- **EXERCISE INPUTS**
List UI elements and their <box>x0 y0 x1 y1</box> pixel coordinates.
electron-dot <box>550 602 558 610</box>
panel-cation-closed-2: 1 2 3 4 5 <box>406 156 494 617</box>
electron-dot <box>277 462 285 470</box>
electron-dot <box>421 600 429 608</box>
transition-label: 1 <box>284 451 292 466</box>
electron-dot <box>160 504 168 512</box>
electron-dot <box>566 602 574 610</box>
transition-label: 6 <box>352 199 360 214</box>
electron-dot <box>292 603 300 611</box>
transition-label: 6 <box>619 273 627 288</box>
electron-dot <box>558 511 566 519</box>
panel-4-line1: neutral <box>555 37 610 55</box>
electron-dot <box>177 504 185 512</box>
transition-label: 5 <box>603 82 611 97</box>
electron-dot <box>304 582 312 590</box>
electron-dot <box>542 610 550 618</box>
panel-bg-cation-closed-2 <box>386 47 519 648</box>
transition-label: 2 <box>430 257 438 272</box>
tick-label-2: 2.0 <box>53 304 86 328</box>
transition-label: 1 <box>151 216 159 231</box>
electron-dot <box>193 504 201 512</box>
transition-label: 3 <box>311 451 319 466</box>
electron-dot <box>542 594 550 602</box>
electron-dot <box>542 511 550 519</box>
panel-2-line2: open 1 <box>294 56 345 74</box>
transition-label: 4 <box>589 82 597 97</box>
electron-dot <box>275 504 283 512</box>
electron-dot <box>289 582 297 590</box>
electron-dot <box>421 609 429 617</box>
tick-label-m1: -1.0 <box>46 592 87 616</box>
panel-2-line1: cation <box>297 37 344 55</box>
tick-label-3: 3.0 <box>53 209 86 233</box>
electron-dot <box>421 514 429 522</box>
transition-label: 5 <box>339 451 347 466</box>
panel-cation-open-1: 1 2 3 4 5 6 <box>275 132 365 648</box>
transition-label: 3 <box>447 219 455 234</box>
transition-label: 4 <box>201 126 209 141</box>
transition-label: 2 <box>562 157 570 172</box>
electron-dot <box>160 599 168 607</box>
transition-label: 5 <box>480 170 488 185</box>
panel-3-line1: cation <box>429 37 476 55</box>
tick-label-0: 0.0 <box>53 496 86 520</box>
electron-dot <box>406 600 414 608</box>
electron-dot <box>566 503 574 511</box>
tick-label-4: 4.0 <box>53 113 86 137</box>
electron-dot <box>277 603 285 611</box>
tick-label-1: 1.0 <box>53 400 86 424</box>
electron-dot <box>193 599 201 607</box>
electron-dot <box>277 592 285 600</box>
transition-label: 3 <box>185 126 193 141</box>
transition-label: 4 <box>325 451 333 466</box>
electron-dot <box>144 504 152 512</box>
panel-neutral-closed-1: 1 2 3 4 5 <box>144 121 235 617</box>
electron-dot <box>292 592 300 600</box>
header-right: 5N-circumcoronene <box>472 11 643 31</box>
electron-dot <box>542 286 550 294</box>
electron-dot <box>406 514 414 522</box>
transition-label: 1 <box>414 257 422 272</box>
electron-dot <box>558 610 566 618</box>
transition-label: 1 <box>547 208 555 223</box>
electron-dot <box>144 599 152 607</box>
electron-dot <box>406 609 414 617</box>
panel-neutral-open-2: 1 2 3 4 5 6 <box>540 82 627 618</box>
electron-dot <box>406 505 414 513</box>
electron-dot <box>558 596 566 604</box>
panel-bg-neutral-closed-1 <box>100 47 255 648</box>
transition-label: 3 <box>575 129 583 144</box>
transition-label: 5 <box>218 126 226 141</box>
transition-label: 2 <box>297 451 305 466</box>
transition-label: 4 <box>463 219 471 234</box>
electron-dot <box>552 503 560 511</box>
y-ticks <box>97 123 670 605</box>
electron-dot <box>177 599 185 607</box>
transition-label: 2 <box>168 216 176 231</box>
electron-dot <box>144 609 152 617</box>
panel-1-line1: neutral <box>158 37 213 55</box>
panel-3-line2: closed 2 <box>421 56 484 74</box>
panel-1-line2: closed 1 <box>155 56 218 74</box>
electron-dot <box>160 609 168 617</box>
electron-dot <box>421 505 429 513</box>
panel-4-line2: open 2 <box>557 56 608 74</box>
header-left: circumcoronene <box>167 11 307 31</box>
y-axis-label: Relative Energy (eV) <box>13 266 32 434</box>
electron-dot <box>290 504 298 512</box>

- **OBJECTIVE**
Please rewrite every line of the data above as a numbered list, leaving out any blank lines.

- **CORRECT RESPONSE**
1. List UI elements and their <box>x0 y0 x1 y1</box> pixel coordinates.
2. electron-dot <box>550 602 558 610</box>
3. panel-cation-closed-2: 1 2 3 4 5 <box>406 156 494 617</box>
4. electron-dot <box>277 462 285 470</box>
5. electron-dot <box>421 600 429 608</box>
6. transition-label: 1 <box>284 451 292 466</box>
7. electron-dot <box>160 504 168 512</box>
8. electron-dot <box>566 602 574 610</box>
9. transition-label: 6 <box>352 199 360 214</box>
10. electron-dot <box>292 603 300 611</box>
11. transition-label: 6 <box>619 273 627 288</box>
12. electron-dot <box>558 511 566 519</box>
13. panel-4-line1: neutral <box>555 37 610 55</box>
14. electron-dot <box>177 504 185 512</box>
15. transition-label: 5 <box>603 82 611 97</box>
16. electron-dot <box>304 582 312 590</box>
17. electron-dot <box>542 610 550 618</box>
18. panel-bg-cation-closed-2 <box>386 47 519 648</box>
19. transition-label: 2 <box>430 257 438 272</box>
20. tick-label-2: 2.0 <box>53 304 86 328</box>
21. transition-label: 1 <box>151 216 159 231</box>
22. electron-dot <box>193 504 201 512</box>
23. transition-label: 3 <box>311 451 319 466</box>
24. electron-dot <box>542 594 550 602</box>
25. electron-dot <box>542 511 550 519</box>
26. panel-2-line2: open 1 <box>294 56 345 74</box>
27. transition-label: 4 <box>589 82 597 97</box>
28. electron-dot <box>275 504 283 512</box>
29. electron-dot <box>289 582 297 590</box>
30. electron-dot <box>421 609 429 617</box>
31. tick-label-m1: -1.0 <box>46 592 87 616</box>
32. panel-2-line1: cation <box>297 37 344 55</box>
33. tick-label-3: 3.0 <box>53 209 86 233</box>
34. electron-dot <box>421 514 429 522</box>
35. transition-label: 5 <box>339 451 347 466</box>
36. panel-cation-open-1: 1 2 3 4 5 6 <box>275 132 365 648</box>
37. transition-label: 3 <box>447 219 455 234</box>
38. transition-label: 4 <box>201 126 209 141</box>
39. transition-label: 2 <box>562 157 570 172</box>
40. electron-dot <box>160 599 168 607</box>
41. transition-label: 5 <box>480 170 488 185</box>
42. panel-3-line1: cation <box>429 37 476 55</box>
43. tick-label-0: 0.0 <box>53 496 86 520</box>
44. electron-dot <box>406 600 414 608</box>
45. electron-dot <box>566 503 574 511</box>
46. tick-label-4: 4.0 <box>53 113 86 137</box>
47. electron-dot <box>277 603 285 611</box>
48. tick-label-1: 1.0 <box>53 400 86 424</box>
49. electron-dot <box>193 599 201 607</box>
50. electron-dot <box>277 592 285 600</box>
51. transition-label: 3 <box>185 126 193 141</box>
52. transition-label: 4 <box>325 451 333 466</box>
53. electron-dot <box>144 504 152 512</box>
54. panel-neutral-closed-1: 1 2 3 4 5 <box>144 121 235 617</box>
55. electron-dot <box>292 592 300 600</box>
56. header-right: 5N-circumcoronene <box>472 11 643 31</box>
57. electron-dot <box>542 286 550 294</box>
58. electron-dot <box>406 514 414 522</box>
59. transition-label: 1 <box>414 257 422 272</box>
60. electron-dot <box>558 610 566 618</box>
61. transition-label: 1 <box>547 208 555 223</box>
62. electron-dot <box>144 599 152 607</box>
63. electron-dot <box>406 609 414 617</box>
64. panel-neutral-open-2: 1 2 3 4 5 6 <box>540 82 627 618</box>
65. electron-dot <box>406 505 414 513</box>
66. electron-dot <box>558 596 566 604</box>
67. panel-bg-neutral-closed-1 <box>100 47 255 648</box>
68. transition-label: 3 <box>575 129 583 144</box>
69. transition-label: 5 <box>218 126 226 141</box>
70. transition-label: 2 <box>297 451 305 466</box>
71. transition-label: 4 <box>463 219 471 234</box>
72. electron-dot <box>552 503 560 511</box>
73. y-ticks <box>97 123 670 605</box>
74. electron-dot <box>177 599 185 607</box>
75. transition-label: 2 <box>168 216 176 231</box>
76. electron-dot <box>144 609 152 617</box>
77. panel-1-line1: neutral <box>158 37 213 55</box>
78. panel-3-line2: closed 2 <box>421 56 484 74</box>
79. panel-1-line2: closed 1 <box>155 56 218 74</box>
80. electron-dot <box>160 609 168 617</box>
81. electron-dot <box>421 505 429 513</box>
82. panel-4-line2: open 2 <box>557 56 608 74</box>
83. header-left: circumcoronene <box>167 11 307 31</box>
84. y-axis-label: Relative Energy (eV) <box>13 266 32 434</box>
85. electron-dot <box>290 504 298 512</box>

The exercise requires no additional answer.